What needs to be done | Locate the string "page" throughout the material and copy every line in which it occurs.

Record list |

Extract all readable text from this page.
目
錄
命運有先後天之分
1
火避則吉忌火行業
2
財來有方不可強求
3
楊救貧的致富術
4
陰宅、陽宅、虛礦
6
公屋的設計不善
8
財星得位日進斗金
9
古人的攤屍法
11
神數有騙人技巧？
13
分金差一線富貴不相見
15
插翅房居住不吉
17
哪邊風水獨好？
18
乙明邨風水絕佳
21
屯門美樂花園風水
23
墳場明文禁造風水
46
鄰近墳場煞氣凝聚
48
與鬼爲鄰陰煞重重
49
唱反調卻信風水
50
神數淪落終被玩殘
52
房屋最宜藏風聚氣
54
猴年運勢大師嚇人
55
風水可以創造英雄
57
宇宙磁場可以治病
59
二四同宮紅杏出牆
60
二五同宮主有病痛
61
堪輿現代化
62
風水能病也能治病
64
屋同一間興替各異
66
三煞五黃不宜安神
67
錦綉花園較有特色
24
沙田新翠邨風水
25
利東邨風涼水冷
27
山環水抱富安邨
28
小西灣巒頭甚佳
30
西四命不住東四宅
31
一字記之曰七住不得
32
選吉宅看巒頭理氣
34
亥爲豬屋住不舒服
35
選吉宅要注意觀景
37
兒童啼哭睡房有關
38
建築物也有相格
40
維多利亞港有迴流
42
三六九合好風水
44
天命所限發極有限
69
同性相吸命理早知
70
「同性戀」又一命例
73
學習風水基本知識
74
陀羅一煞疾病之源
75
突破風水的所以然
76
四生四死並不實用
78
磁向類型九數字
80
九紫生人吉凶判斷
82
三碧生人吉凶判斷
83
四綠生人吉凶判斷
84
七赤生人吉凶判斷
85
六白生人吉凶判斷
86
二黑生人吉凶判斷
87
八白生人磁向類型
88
==
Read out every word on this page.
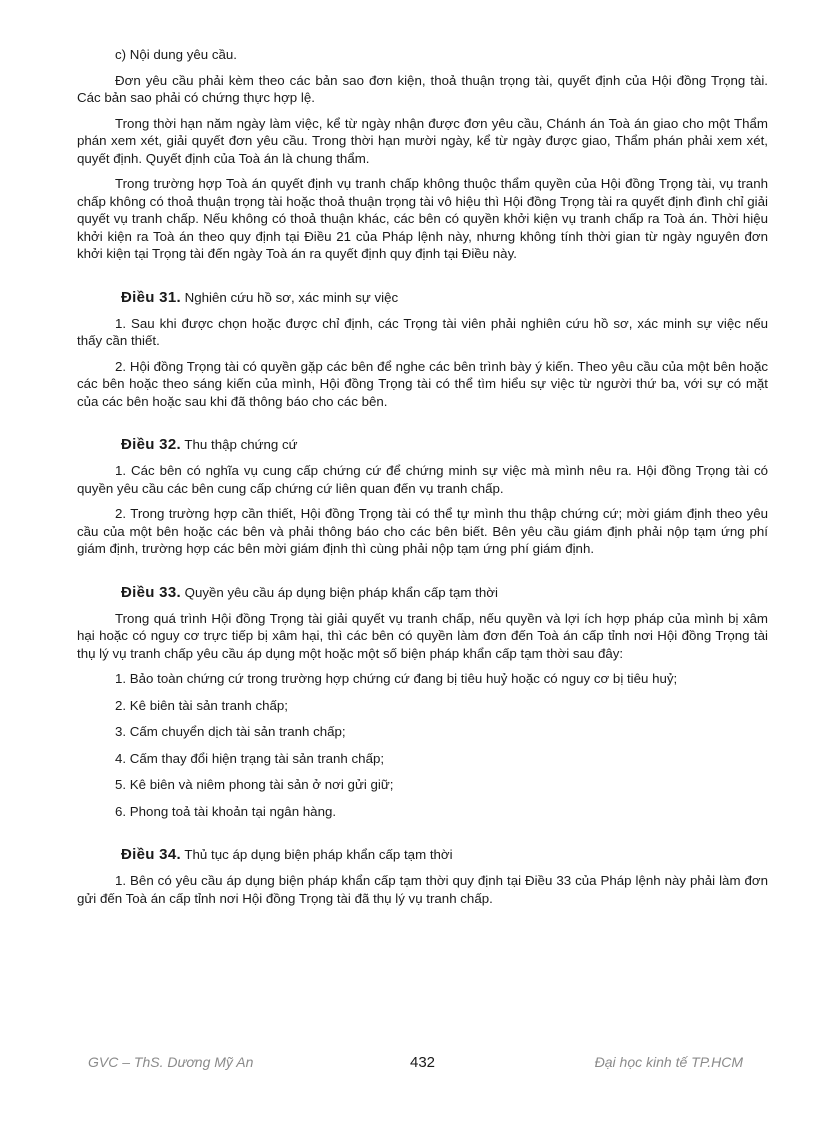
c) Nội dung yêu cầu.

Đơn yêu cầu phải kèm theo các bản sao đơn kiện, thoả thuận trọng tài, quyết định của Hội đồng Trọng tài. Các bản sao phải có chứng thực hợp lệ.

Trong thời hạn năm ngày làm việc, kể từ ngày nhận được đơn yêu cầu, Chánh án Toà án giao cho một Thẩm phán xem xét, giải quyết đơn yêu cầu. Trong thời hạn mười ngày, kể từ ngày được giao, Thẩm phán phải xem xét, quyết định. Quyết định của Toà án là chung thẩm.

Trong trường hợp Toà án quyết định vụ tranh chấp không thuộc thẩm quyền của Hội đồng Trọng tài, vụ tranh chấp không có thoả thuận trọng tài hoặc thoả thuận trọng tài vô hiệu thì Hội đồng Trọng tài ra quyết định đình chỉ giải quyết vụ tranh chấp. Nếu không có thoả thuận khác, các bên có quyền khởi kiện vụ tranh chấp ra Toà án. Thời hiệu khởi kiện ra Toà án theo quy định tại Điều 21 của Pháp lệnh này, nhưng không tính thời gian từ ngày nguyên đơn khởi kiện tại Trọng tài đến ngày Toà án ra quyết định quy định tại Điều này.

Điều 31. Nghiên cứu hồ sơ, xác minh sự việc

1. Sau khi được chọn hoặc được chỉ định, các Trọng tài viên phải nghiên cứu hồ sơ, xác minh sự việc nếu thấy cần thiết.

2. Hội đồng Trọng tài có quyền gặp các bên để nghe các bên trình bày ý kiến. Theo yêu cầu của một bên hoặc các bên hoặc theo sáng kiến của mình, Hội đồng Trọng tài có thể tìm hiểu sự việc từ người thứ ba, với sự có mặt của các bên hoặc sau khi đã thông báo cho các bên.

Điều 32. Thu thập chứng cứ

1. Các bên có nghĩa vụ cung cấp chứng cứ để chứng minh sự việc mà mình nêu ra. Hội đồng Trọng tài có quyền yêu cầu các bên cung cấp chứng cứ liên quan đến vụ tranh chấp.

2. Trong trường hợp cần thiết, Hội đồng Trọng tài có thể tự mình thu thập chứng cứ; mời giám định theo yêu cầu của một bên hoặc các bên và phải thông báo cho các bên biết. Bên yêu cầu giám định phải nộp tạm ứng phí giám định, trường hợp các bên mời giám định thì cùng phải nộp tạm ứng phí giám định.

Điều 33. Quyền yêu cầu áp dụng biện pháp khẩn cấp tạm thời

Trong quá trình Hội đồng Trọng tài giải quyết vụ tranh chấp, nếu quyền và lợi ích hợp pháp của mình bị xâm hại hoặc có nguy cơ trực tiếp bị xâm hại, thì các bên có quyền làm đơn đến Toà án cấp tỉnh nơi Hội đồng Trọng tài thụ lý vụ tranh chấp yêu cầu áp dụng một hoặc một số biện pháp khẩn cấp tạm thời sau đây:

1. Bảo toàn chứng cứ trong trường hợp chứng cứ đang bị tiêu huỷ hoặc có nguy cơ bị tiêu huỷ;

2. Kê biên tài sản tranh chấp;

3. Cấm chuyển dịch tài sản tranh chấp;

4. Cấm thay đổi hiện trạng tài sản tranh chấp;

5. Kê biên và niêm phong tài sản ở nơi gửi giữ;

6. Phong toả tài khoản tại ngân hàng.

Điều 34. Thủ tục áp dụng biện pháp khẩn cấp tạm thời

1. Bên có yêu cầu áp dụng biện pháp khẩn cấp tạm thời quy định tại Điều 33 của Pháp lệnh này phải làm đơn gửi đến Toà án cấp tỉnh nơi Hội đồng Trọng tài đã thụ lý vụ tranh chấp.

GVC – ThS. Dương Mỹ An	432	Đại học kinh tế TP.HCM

Written answer |
Extract all readable text from this page.
Read out every word on this page.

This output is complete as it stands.